- What is required -
Restate the entries below word for word, omitting nothing.

- Material for this task -
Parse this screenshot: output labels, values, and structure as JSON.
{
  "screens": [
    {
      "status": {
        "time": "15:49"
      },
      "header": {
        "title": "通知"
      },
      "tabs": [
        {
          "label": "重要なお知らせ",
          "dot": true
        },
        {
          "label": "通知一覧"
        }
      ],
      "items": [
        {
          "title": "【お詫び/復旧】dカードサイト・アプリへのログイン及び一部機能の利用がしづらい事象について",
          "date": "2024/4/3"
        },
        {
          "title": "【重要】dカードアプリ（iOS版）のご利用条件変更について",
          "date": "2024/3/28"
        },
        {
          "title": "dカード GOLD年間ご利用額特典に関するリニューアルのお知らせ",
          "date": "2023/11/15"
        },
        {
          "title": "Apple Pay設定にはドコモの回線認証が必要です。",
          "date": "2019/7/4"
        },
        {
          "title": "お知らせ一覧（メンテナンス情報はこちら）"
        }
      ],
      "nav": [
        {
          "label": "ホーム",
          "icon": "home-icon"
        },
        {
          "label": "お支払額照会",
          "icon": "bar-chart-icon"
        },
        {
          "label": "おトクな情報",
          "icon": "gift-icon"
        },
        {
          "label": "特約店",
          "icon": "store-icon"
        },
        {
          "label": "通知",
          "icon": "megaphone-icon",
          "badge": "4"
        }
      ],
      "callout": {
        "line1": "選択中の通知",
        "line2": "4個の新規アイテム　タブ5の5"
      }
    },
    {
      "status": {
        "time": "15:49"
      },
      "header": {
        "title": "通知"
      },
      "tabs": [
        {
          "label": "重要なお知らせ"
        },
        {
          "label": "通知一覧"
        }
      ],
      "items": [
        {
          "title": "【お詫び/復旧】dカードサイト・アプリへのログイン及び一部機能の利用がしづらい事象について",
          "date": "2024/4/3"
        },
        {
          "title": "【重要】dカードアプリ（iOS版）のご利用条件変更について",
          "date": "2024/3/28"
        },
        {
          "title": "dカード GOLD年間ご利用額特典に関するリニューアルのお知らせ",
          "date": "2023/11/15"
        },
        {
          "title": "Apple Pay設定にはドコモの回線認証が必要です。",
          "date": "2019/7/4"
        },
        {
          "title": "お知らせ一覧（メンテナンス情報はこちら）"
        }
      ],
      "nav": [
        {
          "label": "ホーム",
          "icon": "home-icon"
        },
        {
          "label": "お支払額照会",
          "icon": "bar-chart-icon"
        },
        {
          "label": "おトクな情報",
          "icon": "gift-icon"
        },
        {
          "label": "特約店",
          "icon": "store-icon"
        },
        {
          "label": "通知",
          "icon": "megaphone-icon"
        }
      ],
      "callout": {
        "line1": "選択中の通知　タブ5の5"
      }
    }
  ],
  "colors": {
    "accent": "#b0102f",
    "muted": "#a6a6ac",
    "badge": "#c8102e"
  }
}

- Answer to this problem -
Parse this screenshot: output labels, values, and structure as JSON.
{
  "screens": [
    {
      "status": {
        "time": "15:49"
      },
      "header": {
        "title": "通知"
      },
      "tabs": [
        {
          "label": "重要なお知らせ",
          "dot": true
        },
        {
          "label": "通知一覧"
        }
      ],
      "items": [
        {
          "title": "【お詫び/復旧】dカードサイト・アプリへのログイン及び一部機能の利用がしづらい事象について",
          "date": "2024/4/3"
        },
        {
          "title": "【重要】dカードアプリ（iOS版）のご利用条件変更について",
          "date": "2024/3/28"
        },
        {
          "title": "dカード GOLD年間ご利用額特典に関するリニューアルのお知らせ",
          "date": "2023/11/15"
        },
        {
          "title": "Apple Pay設定にはドコモの回線認証が必要です。",
          "date": "2019/7/4"
        },
        {
          "title": "お知らせ一覧（メンテナンス情報はこちら）"
        }
      ],
      "nav": [
        {
          "label": "ホーム",
          "icon": "home-icon"
        },
        {
          "label": "お支払額照会",
          "icon": "bar-chart-icon"
        },
        {
          "label": "おトクな情報",
          "icon": "gift-icon"
        },
        {
          "label": "特約店",
          "icon": "store-icon"
        },
        {
          "label": "通知",
          "icon": "megaphone-icon",
          "badge": "4"
        }
      ],
      "callout": {
        "line1": "選択中の通知",
        "line2": "4個の新規アイテム　タブ5の5"
      }
    },
    {
      "status": {
        "time": "15:49"
      },
      "header": {
        "title": "通知"
      },
      "tabs": [
        {
          "label": "重要なお知らせ"
        },
        {
          "label": "通知一覧"
        }
      ],
      "items": [
        {
          "title": "【お詫び/復旧】dカードサイト・アプリへのログイン及び一部機能の利用がしづらい事象について",
          "date": "2024/4/3"
        },
        {
          "title": "【重要】dカードアプリ（iOS版）のご利用条件変更について",
          "date": "2024/3/28"
        },
        {
          "title": "dカード GOLD年間ご利用額特典に関するリニューアルのお知らせ",
          "date": "2023/11/15"
        },
        {
          "title": "Apple Pay設定にはドコモの回線認証が必要です。",
          "date": "2019/7/4"
        },
        {
          "title": "お知らせ一覧（メンテナンス情報はこちら）"
        }
      ],
      "nav": [
        {
          "label": "ホーム",
          "icon": "home-icon"
        },
        {
          "label": "お支払額照会",
          "icon": "bar-chart-icon"
        },
        {
          "label": "おトクな情報",
          "icon": "gift-icon"
        },
        {
          "label": "特約店",
          "icon": "store-icon"
        },
        {
          "label": "通知",
          "icon": "megaphone-icon"
        }
      ],
      "callout": {
        "line1": "選択中の通知　タブ5の5"
      }
    }
  ],
  "colors": {
    "accent": "#b0102f",
    "muted": "#a6a6ac",
    "badge": "#c8102e"
  }
}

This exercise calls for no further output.